▶ [SOURCE TEXT]:
++++++++

The Grind
Over two years, I solved 600+ problems on LeetCode and other platforms. Not because I enjoyed it (some days I hated it), but because the tech hiring system demanded it.
But here's the question nobody asks: did it make me a better engineer?
What DSA Taught Me
1. Pattern Recognition
After solving hundreds of problems, you start seeing patterns everywhere — not just in coding interviews, but in real engineering challenges.
When I needed to find duplicate transactions in a stream of payment events at PhonePe, my mind immediately went to sliding window + hash set. That solution took 30 minutes to implement because I'd solved similar patterns dozens of times.
2. Big-O Thinking
Before DSA grinding, I'd write code that worked and call it done. After, I instinctively think about time and space complexity. "This nested loop is O(n²) — can I do better with a hash map?" became second nature.
This saved us a production incident once. I reviewed a PR that used a nested loop to match user IDs — fine for 100 users in testing, catastrophic for 500,000 users in production.
3. Edge Case Awareness
LeetCode problems are specifically designed to have tricky edge cases — empty arrays, single elements, integer overflow, negative numbers. This trained me to think about edge cases in all code I write.
4. Confidence in Interviews
Let's be honest — the primary practical benefit of DSA grinding is interview performance. I cleared interviews at PhonePe, Glance, and two other top companies. Without DSA prep, I wouldn't have gotten past the first round.
What DSA Didn't Teach Me
1. System Design
Knowing how to reverse a linked list doesn't help you design a notification system for 500M users. System design requires a completely different skill set — understanding trade-offs, distributed systems, databases, caching.
2. Code Maintainability
LeetCode rewards clever, compact solutions. Production code rewards readable, maintainable solutions. These are often opposing forces. I had to unlearn the habit of writing "clever" one-liners.
3. Collaboration
Coding alone on a problem is nothing like working with a team on a codebase that's been evolving for 5 years. Communication, code review, documentation — none of this comes from DSA.
4. Domain Knowledge
No amount of tree traversal problems prepared me for understanding payment flows, fintech regulations, or user behavior patterns. Domain knowledge comes only from working in the domain.
My Honest Assessment
DSA grinding is necessary but not sufficient for a career in tech.
- For interviews: Essential. The system is what it is. Prepare for it.
- For daily engineering: Moderately useful. The thinking patterns transfer, but 80% of my daily work uses concepts I never saw on LeetCode.
- For career growth: Barely relevant. Nobody gets promoted because they can solve hard graph problems. You get promoted for delivering impact.
My Advice
- Do enough DSA to clear interviews — For most people, 200-300 well-chosen problems is sufficient.
- Focus on patterns, not quantity — Understanding sliding window deeply is better than solving 50 random problems.
- Don't neglect real-world skills — System design, communication, and domain expertise matter more for your career than your LeetCode streak.
- Stop when you hit diminishing returns — If you've solved 300+ and aren't improving, your time is better spent on projects.
I don't regret solving 600+ problems. But if I could go back, I'd have stopped at 400 and spent the extra time building side projects and learning system design.

++++++++

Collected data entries
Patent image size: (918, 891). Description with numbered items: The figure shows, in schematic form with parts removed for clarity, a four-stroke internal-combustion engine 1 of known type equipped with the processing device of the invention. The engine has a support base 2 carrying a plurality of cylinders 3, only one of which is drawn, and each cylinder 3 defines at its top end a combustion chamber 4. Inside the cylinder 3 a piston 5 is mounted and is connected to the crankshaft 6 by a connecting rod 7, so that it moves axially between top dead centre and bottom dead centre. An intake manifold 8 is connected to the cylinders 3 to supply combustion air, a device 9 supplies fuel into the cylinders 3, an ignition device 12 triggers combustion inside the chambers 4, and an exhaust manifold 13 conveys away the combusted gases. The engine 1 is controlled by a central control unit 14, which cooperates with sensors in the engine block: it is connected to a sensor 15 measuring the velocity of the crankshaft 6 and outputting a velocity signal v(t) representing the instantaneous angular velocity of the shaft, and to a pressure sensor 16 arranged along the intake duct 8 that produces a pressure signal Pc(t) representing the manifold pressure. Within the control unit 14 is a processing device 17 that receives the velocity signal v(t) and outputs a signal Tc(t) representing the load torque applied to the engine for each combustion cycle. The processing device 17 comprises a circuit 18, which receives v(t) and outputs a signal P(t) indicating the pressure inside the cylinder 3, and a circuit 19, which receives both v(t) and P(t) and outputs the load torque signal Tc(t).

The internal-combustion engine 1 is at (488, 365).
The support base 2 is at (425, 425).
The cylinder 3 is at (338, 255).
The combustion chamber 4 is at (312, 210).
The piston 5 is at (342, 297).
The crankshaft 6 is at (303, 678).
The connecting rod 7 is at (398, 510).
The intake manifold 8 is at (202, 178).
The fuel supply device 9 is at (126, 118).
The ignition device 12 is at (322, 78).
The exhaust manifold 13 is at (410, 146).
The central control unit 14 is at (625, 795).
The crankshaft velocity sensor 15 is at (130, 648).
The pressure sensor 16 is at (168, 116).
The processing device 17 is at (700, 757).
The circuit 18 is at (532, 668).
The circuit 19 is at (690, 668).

++++++++

▶ [AIM OF THE TASK]:
Could you duplicate everything in the piece on solving LeetCode problems from "What DSA Didn't" down to "in the domain.", word for word?

▶ [SOLUTION TO THE EXERCISE]:
What DSA Didn't Teach Me
1. System Design
Knowing how to reverse a linked list doesn't help you design a notification system for 500M users. System design requires a completely different skill set — understanding trade-offs, distributed systems, databases, caching.
2. Code Maintainability
LeetCode rewards clever, compact solutions. Production code rewards readable, maintainable solutions. These are often opposing forces. I had to unlearn the habit of writing "clever" one-liners.
3. Collaboration
Coding alone on a problem is nothing like working with a team on a codebase that's been evolving for 5 years. Communication, code review, documentation — none of this comes from DSA.
4. Domain Knowledge
No amount of tree traversal problems prepared me for understanding payment flows, fintech regulations, or user behavior patterns. Domain knowledge comes only from working in the domain.